++++ Source document
Netflix is betting on its recommendation engine to get an edge over Prime Video, Hotstar

Shrabonti Bagchi April 5, 2017 4 min

Even though Amazon Prime and Hotstar, global entertainment streaming giant Netflix’s two biggest rivals in India, offer cheaper subscriptions, the one thing that Netflix demonstrably does better is recommendations. Its algorithm knows that since you watched Stranger Things and Black Mirror, you may like Brazilian sci-fi drama 3% or Cosmos: A Spacetime Odyssey, a science documentary series hosted by rockstar physicist Neil deGrasse Tyson.

This is also, of course, a factor of its broader and deeper catalogue of content compared to its biggest rivals globally, be it Amazon Prime or Hulu.

And Netflix knows one way it can capture more eyeballs in India is by betting bigger on its recommendation engine, which, let’s admit it, is leagues ahead of Amazon’s or Hotstar’s. The company has also crafted the algorithm keeping in mind what it calls “taste communities” — people who are separated by geography, but united by cultural preferences. This sets it apart from most other recommendation algorithms, which tend to go by ‘what people near you are watching’.

This sets it apart from most other recommendation algorithms, which tend to go by ‘what people near you are watching’.

Starting today, Netflix is retiring its five-star rating system and replacing it with a ‘thumbs-up’ and ‘thumbs-down’, which the company feels will be a more intuitive way to tell users to register their preferences. “A thumbs-up tells Netflix that you like something and want to see similar suggestions. A thumbs-down lets us know you aren’t interested in watching that title and we should stop suggesting it to you. You can still search for it, but we’ve heard what you were trying to tell us — you aren’t a fan — and it will no longer show up on your homepage,” a Netflix spokesperson told FactorDaily in an email.
++++++++
++++ Information supplied
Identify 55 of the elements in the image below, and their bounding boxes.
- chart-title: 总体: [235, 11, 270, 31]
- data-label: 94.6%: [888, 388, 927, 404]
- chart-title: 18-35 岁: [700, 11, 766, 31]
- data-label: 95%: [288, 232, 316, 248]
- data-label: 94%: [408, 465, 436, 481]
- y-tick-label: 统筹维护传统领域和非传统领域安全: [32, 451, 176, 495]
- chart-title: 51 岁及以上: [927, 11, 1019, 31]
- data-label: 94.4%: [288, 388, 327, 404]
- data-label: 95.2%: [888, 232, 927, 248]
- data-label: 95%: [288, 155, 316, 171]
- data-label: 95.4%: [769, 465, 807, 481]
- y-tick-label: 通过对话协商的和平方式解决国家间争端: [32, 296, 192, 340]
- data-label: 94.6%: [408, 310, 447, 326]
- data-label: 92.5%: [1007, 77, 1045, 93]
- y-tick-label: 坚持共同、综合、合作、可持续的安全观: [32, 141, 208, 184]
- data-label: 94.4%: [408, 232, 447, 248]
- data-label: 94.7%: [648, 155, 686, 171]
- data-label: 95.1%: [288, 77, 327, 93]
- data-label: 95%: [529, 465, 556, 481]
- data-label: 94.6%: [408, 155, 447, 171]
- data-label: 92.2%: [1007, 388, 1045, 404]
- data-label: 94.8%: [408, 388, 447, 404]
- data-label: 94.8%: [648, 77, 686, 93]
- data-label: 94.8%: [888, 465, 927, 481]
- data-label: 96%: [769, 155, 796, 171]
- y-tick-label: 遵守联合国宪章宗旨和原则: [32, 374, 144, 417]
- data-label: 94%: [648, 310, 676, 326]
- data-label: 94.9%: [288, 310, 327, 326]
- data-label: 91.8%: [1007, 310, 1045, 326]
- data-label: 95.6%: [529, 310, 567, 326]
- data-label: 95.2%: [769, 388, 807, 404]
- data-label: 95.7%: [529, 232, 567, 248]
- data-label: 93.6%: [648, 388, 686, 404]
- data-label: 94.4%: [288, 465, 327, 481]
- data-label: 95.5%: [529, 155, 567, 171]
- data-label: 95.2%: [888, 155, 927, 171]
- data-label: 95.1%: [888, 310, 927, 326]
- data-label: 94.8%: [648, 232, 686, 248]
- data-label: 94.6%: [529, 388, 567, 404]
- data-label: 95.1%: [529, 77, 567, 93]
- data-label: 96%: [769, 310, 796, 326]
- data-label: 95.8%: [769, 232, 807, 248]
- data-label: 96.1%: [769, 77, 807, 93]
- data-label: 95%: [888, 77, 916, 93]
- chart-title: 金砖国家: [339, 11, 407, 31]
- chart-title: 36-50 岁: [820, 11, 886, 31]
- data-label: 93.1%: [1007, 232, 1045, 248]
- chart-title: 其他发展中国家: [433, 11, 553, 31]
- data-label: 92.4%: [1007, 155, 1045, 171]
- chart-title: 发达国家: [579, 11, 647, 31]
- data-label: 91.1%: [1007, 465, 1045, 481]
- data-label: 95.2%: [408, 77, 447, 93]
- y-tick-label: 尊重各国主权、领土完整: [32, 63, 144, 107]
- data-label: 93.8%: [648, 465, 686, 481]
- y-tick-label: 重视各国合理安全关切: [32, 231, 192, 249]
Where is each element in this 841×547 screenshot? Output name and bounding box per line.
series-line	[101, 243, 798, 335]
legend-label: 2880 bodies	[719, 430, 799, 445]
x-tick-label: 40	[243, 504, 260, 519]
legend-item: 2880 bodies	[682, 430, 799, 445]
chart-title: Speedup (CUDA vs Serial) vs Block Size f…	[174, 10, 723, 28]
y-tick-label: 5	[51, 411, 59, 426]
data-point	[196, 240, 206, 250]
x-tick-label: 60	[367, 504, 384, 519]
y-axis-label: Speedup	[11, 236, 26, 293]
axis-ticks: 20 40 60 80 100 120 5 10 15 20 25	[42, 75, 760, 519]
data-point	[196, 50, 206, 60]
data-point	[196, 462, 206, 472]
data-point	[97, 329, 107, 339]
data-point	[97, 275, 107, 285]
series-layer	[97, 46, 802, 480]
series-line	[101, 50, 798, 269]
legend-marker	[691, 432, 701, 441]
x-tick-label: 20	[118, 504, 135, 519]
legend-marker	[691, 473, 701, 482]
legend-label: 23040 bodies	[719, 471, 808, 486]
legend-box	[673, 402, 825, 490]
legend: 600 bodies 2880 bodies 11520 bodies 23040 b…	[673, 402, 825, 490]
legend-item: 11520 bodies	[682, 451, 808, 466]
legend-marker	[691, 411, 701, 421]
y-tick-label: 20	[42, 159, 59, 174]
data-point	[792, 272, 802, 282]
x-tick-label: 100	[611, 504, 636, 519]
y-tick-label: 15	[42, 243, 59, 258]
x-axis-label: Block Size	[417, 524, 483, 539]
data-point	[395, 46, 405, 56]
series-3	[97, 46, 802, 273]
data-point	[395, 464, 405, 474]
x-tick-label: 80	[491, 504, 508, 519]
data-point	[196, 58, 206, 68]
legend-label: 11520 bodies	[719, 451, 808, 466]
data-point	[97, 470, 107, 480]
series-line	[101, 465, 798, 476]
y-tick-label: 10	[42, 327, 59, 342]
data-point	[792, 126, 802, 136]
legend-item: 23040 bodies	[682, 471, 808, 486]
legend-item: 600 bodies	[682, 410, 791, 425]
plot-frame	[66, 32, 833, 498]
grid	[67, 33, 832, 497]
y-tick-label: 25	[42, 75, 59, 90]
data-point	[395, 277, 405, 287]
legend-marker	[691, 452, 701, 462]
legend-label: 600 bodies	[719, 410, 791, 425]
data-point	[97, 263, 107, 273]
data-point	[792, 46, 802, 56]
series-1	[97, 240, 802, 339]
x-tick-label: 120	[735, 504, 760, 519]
++++++++
▶ _Questions_:
- a) Translate this sentence from the Netflix article into Spanish: "A thumbs-up tells Netflix that you like something and want to see similar suggestions."
- b) According to the Netflix article, what does the company call people who are separated by geography but united by cultural preferences?

▶ _Outputs by task_:
- a) Un pulgar arriba le indica a Netflix que algo te gusta y que quieres ver sugerencias similares.

- b) Taste communities.